Brief: Starting with the line that contains "Convert this screenshot", set down each line through the end of the entries below, exactly and with nothing added.

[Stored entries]
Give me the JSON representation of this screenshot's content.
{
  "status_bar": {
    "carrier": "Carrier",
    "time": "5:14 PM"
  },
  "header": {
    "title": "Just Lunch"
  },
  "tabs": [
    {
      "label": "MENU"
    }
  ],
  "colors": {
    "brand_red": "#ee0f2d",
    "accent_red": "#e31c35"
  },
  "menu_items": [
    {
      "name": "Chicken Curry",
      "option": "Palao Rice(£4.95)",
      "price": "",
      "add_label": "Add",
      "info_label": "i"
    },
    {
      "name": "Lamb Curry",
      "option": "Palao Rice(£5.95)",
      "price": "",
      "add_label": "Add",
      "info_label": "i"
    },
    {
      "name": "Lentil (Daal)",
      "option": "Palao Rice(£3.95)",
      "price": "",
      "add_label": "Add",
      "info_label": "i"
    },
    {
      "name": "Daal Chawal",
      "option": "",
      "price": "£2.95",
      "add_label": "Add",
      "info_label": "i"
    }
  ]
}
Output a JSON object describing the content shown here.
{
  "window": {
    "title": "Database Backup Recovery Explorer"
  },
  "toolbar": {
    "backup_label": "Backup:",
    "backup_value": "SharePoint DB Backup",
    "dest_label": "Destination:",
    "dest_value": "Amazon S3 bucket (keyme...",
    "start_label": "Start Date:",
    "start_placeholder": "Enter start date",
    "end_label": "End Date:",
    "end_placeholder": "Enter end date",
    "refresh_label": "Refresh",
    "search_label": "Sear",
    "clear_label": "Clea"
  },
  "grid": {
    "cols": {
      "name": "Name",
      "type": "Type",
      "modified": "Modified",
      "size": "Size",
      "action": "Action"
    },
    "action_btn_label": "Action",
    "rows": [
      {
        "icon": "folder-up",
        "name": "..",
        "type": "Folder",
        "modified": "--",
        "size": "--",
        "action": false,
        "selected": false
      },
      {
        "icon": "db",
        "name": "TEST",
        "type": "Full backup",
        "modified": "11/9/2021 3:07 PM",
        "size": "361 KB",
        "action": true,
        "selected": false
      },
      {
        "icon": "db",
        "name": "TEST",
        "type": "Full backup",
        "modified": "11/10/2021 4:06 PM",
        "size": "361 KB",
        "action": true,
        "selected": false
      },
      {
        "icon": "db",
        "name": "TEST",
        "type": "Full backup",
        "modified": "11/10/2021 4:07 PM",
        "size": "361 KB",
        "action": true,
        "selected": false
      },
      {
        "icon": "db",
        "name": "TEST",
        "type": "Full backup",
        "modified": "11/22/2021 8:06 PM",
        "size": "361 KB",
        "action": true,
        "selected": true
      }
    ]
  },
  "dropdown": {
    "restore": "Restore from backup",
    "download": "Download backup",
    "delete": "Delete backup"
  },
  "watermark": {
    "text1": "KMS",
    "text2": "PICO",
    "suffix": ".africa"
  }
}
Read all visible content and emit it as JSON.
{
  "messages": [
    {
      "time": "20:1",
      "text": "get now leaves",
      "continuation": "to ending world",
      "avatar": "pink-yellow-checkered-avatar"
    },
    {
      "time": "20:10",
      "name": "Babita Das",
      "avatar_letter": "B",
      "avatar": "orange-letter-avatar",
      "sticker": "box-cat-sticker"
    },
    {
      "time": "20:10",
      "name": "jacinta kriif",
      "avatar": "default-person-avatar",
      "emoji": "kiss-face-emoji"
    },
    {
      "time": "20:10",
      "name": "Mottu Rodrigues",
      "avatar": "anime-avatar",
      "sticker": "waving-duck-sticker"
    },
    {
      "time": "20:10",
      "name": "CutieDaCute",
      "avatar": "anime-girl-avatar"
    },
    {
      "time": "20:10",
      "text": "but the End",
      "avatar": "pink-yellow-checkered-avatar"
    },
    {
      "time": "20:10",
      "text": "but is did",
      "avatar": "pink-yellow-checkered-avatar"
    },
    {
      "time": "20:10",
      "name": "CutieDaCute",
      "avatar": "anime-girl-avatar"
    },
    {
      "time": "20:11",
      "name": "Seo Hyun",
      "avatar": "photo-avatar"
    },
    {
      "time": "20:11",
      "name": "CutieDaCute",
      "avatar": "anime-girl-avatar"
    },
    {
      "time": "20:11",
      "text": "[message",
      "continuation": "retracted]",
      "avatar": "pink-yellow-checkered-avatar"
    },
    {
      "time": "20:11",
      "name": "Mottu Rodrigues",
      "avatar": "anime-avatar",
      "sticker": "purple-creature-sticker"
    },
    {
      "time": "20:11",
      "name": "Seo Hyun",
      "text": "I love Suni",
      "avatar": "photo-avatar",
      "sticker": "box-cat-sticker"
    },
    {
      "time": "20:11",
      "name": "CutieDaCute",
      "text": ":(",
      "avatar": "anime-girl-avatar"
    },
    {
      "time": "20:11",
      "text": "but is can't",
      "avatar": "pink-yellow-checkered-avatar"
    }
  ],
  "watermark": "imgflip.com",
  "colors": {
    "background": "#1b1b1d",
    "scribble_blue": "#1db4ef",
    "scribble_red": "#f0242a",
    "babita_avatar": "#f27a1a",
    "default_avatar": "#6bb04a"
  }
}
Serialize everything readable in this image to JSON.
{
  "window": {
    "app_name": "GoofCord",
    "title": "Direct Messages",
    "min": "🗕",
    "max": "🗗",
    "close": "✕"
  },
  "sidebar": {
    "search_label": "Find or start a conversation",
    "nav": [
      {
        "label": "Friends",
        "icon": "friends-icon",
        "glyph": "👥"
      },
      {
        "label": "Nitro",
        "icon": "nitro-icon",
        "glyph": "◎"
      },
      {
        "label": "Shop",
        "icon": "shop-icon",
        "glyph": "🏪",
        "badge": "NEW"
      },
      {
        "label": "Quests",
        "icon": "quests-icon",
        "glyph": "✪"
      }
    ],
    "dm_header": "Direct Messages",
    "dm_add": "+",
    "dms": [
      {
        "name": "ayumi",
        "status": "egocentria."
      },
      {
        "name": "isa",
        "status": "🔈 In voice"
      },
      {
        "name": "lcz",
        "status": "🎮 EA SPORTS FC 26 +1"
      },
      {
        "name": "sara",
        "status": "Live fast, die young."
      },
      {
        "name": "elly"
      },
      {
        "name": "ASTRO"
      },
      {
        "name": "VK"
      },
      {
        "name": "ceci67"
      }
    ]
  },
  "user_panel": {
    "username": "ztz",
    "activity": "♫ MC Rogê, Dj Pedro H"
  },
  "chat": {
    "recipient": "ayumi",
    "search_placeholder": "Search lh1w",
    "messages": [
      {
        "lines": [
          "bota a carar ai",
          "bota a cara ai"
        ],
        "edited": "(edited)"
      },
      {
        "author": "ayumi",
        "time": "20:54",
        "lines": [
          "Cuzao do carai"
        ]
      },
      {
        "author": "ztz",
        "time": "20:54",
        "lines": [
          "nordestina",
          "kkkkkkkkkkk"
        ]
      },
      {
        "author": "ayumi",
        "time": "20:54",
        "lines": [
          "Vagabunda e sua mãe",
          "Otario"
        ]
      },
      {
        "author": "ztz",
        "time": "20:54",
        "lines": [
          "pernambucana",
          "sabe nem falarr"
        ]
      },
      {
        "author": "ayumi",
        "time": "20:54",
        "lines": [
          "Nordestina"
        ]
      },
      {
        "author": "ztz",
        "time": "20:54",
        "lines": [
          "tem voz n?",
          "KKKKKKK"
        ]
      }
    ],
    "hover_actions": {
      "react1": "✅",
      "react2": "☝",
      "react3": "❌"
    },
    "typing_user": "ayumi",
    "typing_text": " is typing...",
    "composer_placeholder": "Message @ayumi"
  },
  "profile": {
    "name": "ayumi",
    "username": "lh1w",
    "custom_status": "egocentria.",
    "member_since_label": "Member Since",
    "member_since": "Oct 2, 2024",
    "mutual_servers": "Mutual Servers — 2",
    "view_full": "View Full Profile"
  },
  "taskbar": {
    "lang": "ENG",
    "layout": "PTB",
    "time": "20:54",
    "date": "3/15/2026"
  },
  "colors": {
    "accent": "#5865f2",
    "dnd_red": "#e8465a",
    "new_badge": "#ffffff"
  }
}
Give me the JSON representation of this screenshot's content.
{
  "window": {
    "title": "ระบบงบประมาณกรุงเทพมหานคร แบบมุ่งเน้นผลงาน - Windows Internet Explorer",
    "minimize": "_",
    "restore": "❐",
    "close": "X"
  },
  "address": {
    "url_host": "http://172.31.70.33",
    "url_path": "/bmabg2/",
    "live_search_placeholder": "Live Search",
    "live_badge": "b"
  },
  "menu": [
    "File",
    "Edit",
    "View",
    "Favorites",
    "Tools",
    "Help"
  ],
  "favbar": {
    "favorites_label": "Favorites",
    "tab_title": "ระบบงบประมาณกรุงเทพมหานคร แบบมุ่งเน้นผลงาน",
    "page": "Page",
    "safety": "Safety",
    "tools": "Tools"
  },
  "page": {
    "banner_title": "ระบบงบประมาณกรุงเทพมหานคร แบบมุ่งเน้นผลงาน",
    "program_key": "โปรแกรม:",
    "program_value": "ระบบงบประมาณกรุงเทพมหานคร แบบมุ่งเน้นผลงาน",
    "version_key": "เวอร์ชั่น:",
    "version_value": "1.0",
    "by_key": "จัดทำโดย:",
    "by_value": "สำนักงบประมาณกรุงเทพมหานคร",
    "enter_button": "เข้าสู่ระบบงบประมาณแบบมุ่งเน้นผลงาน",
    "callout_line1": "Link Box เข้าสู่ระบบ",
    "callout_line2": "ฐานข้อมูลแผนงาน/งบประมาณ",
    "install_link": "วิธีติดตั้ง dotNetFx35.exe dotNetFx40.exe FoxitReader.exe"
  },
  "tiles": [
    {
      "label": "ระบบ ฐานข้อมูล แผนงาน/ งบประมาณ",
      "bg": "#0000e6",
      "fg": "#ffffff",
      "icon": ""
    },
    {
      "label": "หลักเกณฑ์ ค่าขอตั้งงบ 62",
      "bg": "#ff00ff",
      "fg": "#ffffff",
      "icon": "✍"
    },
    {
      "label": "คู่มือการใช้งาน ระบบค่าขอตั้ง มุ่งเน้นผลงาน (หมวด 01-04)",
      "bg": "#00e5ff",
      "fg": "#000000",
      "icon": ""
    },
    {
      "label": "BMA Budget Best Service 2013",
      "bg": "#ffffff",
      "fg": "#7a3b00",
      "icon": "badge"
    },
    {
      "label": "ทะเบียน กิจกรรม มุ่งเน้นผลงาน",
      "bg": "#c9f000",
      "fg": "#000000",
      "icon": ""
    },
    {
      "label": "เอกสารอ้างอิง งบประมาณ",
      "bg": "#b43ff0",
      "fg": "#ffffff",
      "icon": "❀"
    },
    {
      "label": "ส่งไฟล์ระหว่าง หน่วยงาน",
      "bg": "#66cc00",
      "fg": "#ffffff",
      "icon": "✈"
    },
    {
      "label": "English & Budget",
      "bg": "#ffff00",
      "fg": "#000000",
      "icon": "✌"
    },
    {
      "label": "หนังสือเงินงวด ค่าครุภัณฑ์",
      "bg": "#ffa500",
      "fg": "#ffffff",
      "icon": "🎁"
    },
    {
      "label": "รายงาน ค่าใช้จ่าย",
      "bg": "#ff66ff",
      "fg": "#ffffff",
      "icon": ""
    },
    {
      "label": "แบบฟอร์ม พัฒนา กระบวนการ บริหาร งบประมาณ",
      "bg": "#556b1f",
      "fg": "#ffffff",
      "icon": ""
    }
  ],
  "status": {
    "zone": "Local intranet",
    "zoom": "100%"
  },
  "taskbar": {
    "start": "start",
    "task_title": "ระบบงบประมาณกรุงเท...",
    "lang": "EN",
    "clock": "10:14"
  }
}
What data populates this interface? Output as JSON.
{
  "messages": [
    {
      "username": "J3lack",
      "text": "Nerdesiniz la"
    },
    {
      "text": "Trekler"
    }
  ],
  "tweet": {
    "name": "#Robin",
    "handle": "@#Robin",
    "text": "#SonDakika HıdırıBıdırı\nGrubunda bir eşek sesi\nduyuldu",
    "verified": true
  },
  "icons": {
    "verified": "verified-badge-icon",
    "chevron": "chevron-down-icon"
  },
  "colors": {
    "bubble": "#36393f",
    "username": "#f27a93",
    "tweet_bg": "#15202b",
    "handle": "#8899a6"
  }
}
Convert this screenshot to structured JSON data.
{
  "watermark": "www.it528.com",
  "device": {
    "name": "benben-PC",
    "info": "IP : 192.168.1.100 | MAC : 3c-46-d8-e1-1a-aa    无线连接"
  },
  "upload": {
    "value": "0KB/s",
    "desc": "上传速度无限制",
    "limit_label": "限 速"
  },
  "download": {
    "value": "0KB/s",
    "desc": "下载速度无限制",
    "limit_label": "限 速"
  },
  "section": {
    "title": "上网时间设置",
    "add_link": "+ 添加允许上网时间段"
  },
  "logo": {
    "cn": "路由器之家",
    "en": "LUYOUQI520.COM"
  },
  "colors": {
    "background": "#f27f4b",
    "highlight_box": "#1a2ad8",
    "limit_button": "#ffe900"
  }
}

Written solution:
Convert this screenshot to structured JSON data.
{
  "watermark": "www.it528.com",
  "device": {
    "name": "benben-PC",
    "info": "IP : 192.168.1.100 | MAC : 3c-46-d8-e1-1a-aa    无线连接"
  },
  "upload": {
    "value": "0KB/s",
    "desc": "上传速度无限制",
    "limit_label": "限 速"
  },
  "download": {
    "value": "0KB/s",
    "desc": "下载速度无限制",
    "limit_label": "限 速"
  },
  "section": {
    "title": "上网时间设置",
    "add_link": "+ 添加允许上网时间段"
  },
  "logo": {
    "cn": "路由器之家",
    "en": "LUYOUQI520.COM"
  },
  "colors": {
    "background": "#f27f4b",
    "highlight_box": "#1a2ad8",
    "limit_button": "#ffe900"
  }
}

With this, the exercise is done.